» Task: Each line below should be quoted exactly, please.
-- start of Listed records --
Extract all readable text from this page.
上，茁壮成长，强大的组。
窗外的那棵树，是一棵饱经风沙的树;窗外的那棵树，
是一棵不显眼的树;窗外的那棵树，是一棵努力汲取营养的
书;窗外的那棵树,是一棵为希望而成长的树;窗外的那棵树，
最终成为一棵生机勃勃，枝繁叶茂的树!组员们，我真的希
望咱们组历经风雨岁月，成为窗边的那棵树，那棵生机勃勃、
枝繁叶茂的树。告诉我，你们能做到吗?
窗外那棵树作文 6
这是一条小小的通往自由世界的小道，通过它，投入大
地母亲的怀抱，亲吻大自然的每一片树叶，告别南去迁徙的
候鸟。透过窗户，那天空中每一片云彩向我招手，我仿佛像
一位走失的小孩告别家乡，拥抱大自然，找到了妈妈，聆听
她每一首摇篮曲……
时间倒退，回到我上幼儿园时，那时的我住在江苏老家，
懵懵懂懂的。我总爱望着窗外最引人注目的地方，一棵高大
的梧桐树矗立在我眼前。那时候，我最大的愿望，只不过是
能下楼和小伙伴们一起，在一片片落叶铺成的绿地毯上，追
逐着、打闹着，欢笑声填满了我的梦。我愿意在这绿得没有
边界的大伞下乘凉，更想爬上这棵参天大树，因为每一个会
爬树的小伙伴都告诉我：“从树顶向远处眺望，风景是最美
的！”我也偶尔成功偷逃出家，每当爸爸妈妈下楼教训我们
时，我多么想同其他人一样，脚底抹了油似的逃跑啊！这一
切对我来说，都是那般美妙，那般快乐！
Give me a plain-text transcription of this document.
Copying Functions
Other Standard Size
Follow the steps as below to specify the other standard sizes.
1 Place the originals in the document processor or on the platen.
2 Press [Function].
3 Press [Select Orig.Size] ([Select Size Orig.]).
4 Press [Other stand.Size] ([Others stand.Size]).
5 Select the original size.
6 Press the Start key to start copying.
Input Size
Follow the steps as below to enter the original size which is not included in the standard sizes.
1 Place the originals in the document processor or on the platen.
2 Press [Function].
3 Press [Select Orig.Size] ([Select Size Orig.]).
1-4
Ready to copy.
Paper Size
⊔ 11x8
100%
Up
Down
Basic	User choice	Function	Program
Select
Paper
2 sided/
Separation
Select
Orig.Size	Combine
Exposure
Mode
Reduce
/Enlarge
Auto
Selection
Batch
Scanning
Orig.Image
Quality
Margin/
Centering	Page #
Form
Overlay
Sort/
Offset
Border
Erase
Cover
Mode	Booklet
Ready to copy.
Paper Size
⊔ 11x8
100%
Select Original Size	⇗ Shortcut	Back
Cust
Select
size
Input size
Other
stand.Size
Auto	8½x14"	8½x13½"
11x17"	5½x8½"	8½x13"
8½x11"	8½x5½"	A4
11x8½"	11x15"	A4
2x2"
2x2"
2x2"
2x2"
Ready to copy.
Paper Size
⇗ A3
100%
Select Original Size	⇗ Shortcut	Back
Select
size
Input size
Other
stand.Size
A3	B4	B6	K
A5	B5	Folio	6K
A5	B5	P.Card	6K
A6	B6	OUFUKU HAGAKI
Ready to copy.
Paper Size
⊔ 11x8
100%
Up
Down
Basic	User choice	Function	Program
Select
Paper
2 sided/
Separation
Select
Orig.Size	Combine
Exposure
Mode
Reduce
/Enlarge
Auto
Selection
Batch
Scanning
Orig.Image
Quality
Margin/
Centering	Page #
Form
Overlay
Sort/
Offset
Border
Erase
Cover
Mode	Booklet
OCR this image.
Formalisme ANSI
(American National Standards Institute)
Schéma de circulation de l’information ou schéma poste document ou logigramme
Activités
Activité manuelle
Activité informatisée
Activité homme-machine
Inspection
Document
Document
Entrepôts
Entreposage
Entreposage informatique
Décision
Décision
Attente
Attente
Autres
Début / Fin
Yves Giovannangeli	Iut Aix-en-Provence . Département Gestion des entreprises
-- end of Listed records --
» Result of the exercise:
Extract all readable text from this page.
上，茁壮成长，强大的组。
窗外的那棵树，是一棵饱经风沙的树;窗外的那棵树，
是一棵不显眼的树;窗外的那棵树，是一棵努力汲取营养的
书;窗外的那棵树,是一棵为希望而成长的树;窗外的那棵树，
最终成为一棵生机勃勃，枝繁叶茂的树!组员们，我真的希
望咱们组历经风雨岁月，成为窗边的那棵树，那棵生机勃勃、
枝繁叶茂的树。告诉我，你们能做到吗?
窗外那棵树作文 6
这是一条小小的通往自由世界的小道，通过它，投入大
地母亲的怀抱，亲吻大自然的每一片树叶，告别南去迁徙的
候鸟。透过窗户，那天空中每一片云彩向我招手，我仿佛像
一位走失的小孩告别家乡，拥抱大自然，找到了妈妈，聆听
她每一首摇篮曲……
时间倒退，回到我上幼儿园时，那时的我住在江苏老家，
懵懵懂懂的。我总爱望着窗外最引人注目的地方，一棵高大
的梧桐树矗立在我眼前。那时候，我最大的愿望，只不过是
能下楼和小伙伴们一起，在一片片落叶铺成的绿地毯上，追
逐着、打闹着，欢笑声填满了我的梦。我愿意在这绿得没有
边界的大伞下乘凉，更想爬上这棵参天大树，因为每一个会
爬树的小伙伴都告诉我：“从树顶向远处眺望，风景是最美
的！”我也偶尔成功偷逃出家，每当爸爸妈妈下楼教训我们
时，我多么想同其他人一样，脚底抹了油似的逃跑啊！这一
切对我来说，都是那般美妙，那般快乐！
Give me a plain-text transcription of this document.
Copying Functions
Other Standard Size
Follow the steps as below to specify the other standard sizes.
1 Place the originals in the document processor or on the platen.
2 Press [Function].
3 Press [Select Orig.Size] ([Select Size Orig.]).
4 Press [Other stand.Size] ([Others stand.Size]).
5 Select the original size.
6 Press the Start key to start copying.
Input Size
Follow the steps as below to enter the original size which is not included in the standard sizes.
1 Place the originals in the document processor or on the platen.
2 Press [Function].
3 Press [Select Orig.Size] ([Select Size Orig.]).
1-4
Ready to copy.
Paper Size
⊔ 11x8
100%
Up
Down
Basic	User choice	Function	Program
Select
Paper
2 sided/
Separation
Select
Orig.Size	Combine
Exposure
Mode
Reduce
/Enlarge
Auto
Selection
Batch
Scanning
Orig.Image
Quality
Margin/
Centering	Page #
Form
Overlay
Sort/
Offset
Border
Erase
Cover
Mode	Booklet
Ready to copy.
Paper Size
⊔ 11x8
100%
Select Original Size	⇗ Shortcut	Back
Cust
Select
size
Input size
Other
stand.Size
Auto	8½x14"	8½x13½"
11x17"	5½x8½"	8½x13"
8½x11"	8½x5½"	A4
11x8½"	11x15"	A4
2x2"
2x2"
2x2"
2x2"
Ready to copy.
Paper Size
⇗ A3
100%
Select Original Size	⇗ Shortcut	Back
Select
size
Input size
Other
stand.Size
A3	B4	B6	K
A5	B5	Folio	6K
A5	B5	P.Card	6K
A6	B6	OUFUKU HAGAKI
Ready to copy.
Paper Size
⊔ 11x8
100%
Up
Down
Basic	User choice	Function	Program
Select
Paper
2 sided/
Separation
Select
Orig.Size	Combine
Exposure
Mode
Reduce
/Enlarge
Auto
Selection
Batch
Scanning
Orig.Image
Quality
Margin/
Centering	Page #
Form
Overlay
Sort/
Offset
Border
Erase
Cover
Mode	Booklet
OCR this image.
Formalisme ANSI
(American National Standards Institute)
Schéma de circulation de l’information ou schéma poste document ou logigramme
Activités
Activité manuelle
Activité informatisée
Activité homme-machine
Inspection
Document
Document
Entrepôts
Entreposage
Entreposage informatique
Décision
Décision
Attente
Attente
Autres
Début / Fin
Yves Giovannangeli	Iut Aix-en-Provence . Département Gestion des entreprises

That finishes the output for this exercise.